**WRITTEN PROBLEM**:
Please write out the material below exactly as given.

**RECORDS SUPPLIED**:
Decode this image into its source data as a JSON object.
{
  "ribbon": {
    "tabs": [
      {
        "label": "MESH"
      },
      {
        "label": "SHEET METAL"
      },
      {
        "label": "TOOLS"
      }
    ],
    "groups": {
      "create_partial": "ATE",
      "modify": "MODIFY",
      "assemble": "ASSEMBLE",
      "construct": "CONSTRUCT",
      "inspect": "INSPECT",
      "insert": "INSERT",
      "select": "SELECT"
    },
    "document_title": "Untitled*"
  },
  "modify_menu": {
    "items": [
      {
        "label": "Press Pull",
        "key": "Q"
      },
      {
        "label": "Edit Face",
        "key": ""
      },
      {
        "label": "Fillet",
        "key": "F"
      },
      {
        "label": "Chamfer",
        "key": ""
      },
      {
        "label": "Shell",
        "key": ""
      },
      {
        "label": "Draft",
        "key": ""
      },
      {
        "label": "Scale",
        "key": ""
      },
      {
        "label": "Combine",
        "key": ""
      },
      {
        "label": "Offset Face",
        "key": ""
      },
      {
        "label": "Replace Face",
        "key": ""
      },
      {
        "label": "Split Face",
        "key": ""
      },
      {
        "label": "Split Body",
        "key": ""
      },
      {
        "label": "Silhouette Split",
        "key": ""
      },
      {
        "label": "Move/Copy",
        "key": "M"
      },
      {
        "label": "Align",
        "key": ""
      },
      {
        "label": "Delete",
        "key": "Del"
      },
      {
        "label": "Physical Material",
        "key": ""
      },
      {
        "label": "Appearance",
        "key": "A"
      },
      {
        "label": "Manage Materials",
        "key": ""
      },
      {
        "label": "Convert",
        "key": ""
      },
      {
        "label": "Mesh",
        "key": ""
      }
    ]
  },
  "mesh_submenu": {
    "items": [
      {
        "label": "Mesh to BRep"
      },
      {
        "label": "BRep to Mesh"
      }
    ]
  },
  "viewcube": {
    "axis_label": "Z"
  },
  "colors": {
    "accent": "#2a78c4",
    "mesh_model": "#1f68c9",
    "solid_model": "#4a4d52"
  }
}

**EXERCISE SOLUTION**:
Decode this image into its source data as a JSON object.
{
  "ribbon": {
    "tabs": [
      {
        "label": "MESH"
      },
      {
        "label": "SHEET METAL"
      },
      {
        "label": "TOOLS"
      }
    ],
    "groups": {
      "create_partial": "ATE",
      "modify": "MODIFY",
      "assemble": "ASSEMBLE",
      "construct": "CONSTRUCT",
      "inspect": "INSPECT",
      "insert": "INSERT",
      "select": "SELECT"
    },
    "document_title": "Untitled*"
  },
  "modify_menu": {
    "items": [
      {
        "label": "Press Pull",
        "key": "Q"
      },
      {
        "label": "Edit Face",
        "key": ""
      },
      {
        "label": "Fillet",
        "key": "F"
      },
      {
        "label": "Chamfer",
        "key": ""
      },
      {
        "label": "Shell",
        "key": ""
      },
      {
        "label": "Draft",
        "key": ""
      },
      {
        "label": "Scale",
        "key": ""
      },
      {
        "label": "Combine",
        "key": ""
      },
      {
        "label": "Offset Face",
        "key": ""
      },
      {
        "label": "Replace Face",
        "key": ""
      },
      {
        "label": "Split Face",
        "key": ""
      },
      {
        "label": "Split Body",
        "key": ""
      },
      {
        "label": "Silhouette Split",
        "key": ""
      },
      {
        "label": "Move/Copy",
        "key": "M"
      },
      {
        "label": "Align",
        "key": ""
      },
      {
        "label": "Delete",
        "key": "Del"
      },
      {
        "label": "Physical Material",
        "key": ""
      },
      {
        "label": "Appearance",
        "key": "A"
      },
      {
        "label": "Manage Materials",
        "key": ""
      },
      {
        "label": "Convert",
        "key": ""
      },
      {
        "label": "Mesh",
        "key": ""
      }
    ]
  },
  "mesh_submenu": {
    "items": [
      {
        "label": "Mesh to BRep"
      },
      {
        "label": "BRep to Mesh"
      }
    ]
  },
  "viewcube": {
    "axis_label": "Z"
  },
  "colors": {
    "accent": "#2a78c4",
    "mesh_model": "#1f68c9",
    "solid_model": "#4a4d52"
  }
}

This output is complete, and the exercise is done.